STATED EXERCISE — Check each line for the word "moyen" and report how many have it. Give nothing else.

# START OF RECORD EXCERPTS

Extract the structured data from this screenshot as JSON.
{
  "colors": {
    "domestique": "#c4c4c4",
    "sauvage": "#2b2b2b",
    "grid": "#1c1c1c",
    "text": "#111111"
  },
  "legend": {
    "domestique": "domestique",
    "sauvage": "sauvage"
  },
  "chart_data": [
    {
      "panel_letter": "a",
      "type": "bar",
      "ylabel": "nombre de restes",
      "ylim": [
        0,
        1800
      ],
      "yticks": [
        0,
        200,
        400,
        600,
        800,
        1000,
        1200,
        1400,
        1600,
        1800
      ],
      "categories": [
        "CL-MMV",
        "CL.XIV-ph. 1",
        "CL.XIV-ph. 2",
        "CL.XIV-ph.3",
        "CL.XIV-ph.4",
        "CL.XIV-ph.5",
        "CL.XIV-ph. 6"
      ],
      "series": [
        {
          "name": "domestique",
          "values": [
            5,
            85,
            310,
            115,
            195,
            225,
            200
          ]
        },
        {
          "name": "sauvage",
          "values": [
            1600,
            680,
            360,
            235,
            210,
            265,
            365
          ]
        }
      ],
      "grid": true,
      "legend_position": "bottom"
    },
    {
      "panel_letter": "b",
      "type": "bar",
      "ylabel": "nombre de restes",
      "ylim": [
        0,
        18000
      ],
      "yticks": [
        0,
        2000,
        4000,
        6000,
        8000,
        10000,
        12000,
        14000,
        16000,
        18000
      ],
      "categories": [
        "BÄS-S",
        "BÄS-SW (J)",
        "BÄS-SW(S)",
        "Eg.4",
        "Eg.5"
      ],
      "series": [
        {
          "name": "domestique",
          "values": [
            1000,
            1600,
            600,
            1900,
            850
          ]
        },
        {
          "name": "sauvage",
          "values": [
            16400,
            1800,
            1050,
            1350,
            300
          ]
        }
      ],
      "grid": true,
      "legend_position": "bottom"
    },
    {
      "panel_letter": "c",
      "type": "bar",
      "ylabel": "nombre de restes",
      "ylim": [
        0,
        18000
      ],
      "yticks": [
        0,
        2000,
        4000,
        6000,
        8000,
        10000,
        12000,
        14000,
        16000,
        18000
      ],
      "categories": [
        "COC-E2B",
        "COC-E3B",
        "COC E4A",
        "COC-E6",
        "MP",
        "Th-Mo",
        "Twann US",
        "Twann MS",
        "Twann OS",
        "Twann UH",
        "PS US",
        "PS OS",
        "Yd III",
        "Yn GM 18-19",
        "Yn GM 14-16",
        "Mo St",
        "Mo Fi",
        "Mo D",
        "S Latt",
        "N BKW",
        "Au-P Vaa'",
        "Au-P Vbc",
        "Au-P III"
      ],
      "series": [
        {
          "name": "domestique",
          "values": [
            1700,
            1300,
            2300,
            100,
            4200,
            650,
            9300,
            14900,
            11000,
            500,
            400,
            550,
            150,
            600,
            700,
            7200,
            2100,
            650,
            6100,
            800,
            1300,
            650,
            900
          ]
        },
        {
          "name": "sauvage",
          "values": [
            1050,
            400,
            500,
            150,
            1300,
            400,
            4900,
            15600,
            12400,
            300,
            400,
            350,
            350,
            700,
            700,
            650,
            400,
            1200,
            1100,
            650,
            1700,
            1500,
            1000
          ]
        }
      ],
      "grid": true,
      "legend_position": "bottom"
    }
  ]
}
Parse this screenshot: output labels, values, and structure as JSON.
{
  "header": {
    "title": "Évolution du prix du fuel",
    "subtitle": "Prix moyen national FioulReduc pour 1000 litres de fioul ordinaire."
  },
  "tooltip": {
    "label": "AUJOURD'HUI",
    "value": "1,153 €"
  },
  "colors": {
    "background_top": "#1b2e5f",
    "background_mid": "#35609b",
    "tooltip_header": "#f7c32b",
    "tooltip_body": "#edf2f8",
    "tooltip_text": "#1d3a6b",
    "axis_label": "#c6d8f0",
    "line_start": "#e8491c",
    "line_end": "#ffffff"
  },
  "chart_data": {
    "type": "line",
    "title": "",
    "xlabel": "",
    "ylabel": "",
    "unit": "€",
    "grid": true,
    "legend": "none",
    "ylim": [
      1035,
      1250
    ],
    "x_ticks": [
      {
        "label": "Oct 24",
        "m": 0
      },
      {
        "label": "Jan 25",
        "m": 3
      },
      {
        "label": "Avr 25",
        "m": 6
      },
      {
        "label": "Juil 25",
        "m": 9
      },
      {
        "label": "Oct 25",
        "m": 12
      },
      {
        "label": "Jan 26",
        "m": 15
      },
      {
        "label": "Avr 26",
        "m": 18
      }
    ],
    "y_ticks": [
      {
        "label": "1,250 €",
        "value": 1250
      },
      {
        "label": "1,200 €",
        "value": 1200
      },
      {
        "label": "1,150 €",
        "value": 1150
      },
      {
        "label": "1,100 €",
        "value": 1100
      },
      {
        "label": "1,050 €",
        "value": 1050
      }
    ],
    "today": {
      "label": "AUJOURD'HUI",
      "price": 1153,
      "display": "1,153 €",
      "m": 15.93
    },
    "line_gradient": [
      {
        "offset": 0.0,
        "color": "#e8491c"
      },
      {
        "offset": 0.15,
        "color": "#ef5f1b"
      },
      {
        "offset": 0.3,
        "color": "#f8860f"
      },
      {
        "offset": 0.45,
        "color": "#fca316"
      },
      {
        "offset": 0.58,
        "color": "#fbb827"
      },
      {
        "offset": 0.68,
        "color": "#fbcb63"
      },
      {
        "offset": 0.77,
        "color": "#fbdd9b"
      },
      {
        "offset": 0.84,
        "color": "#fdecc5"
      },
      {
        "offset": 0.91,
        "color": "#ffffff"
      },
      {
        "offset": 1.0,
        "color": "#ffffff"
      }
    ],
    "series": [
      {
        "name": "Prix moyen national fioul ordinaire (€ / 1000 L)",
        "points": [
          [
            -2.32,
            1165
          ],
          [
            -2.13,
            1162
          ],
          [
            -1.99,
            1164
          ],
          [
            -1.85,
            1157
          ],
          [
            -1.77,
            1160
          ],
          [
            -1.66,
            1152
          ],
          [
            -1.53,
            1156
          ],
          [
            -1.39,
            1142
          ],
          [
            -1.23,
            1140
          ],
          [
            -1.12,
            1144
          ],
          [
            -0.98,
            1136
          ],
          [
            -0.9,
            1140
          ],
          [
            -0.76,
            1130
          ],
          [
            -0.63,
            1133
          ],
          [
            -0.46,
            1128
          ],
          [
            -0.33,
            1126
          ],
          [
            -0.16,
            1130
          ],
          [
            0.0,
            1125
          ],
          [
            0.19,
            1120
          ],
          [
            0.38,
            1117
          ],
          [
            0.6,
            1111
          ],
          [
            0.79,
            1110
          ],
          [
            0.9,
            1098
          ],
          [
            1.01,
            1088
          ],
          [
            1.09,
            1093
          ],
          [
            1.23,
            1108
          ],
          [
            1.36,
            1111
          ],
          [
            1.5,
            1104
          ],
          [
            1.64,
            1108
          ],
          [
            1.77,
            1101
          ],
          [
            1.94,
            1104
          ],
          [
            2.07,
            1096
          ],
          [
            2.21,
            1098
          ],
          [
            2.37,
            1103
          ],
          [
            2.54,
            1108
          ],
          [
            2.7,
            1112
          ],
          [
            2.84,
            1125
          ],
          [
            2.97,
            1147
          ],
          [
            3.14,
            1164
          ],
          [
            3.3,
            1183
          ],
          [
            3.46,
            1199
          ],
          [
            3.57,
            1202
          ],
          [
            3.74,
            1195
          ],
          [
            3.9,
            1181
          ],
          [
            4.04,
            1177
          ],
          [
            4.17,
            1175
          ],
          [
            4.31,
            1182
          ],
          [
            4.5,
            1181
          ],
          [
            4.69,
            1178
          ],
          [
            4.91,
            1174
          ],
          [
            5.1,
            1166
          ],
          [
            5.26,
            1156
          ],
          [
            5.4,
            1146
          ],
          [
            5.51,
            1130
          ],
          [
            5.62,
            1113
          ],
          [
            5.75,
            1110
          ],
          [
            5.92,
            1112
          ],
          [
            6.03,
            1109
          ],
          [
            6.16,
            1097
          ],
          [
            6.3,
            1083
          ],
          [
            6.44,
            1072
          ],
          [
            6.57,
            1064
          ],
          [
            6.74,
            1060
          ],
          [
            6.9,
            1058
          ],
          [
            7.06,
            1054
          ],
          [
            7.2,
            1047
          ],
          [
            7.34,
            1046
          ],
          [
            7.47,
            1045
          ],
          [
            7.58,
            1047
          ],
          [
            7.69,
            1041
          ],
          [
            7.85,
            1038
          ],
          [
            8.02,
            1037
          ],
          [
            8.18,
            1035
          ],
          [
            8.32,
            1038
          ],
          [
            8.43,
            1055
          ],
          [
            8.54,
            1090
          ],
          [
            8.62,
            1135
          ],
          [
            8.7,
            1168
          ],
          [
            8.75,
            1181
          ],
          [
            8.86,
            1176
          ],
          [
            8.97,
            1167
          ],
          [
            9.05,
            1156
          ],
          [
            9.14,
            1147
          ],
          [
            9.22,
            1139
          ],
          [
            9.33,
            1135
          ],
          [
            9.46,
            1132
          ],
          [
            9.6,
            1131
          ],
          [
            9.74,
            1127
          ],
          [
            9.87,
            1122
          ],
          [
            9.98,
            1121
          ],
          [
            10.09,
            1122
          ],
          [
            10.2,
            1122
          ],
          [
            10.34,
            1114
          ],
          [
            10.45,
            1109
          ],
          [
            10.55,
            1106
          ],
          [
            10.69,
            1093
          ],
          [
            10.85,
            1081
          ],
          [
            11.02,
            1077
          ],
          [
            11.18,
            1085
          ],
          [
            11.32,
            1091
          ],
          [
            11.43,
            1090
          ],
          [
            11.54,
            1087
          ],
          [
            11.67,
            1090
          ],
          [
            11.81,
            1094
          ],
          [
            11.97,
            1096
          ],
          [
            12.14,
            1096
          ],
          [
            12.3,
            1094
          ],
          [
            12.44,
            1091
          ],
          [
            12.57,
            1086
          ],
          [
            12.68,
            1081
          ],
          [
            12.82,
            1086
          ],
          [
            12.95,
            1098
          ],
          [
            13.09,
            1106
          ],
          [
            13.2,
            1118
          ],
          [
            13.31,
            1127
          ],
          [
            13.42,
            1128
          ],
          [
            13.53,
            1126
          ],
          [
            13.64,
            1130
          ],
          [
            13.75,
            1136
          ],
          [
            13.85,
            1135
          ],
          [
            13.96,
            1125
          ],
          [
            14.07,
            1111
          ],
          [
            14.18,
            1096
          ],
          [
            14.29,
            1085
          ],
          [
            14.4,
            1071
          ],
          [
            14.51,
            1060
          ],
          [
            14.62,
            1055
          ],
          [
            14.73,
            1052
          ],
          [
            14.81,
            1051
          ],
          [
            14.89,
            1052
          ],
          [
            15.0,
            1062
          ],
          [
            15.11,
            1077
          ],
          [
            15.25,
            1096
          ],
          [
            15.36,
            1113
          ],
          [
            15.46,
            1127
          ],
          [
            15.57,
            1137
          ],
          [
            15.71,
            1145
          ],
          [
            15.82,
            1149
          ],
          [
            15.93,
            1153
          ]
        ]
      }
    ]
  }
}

# END OF RECORD EXCERPTS

SOLUTION FOR THIS EXERCISE — 2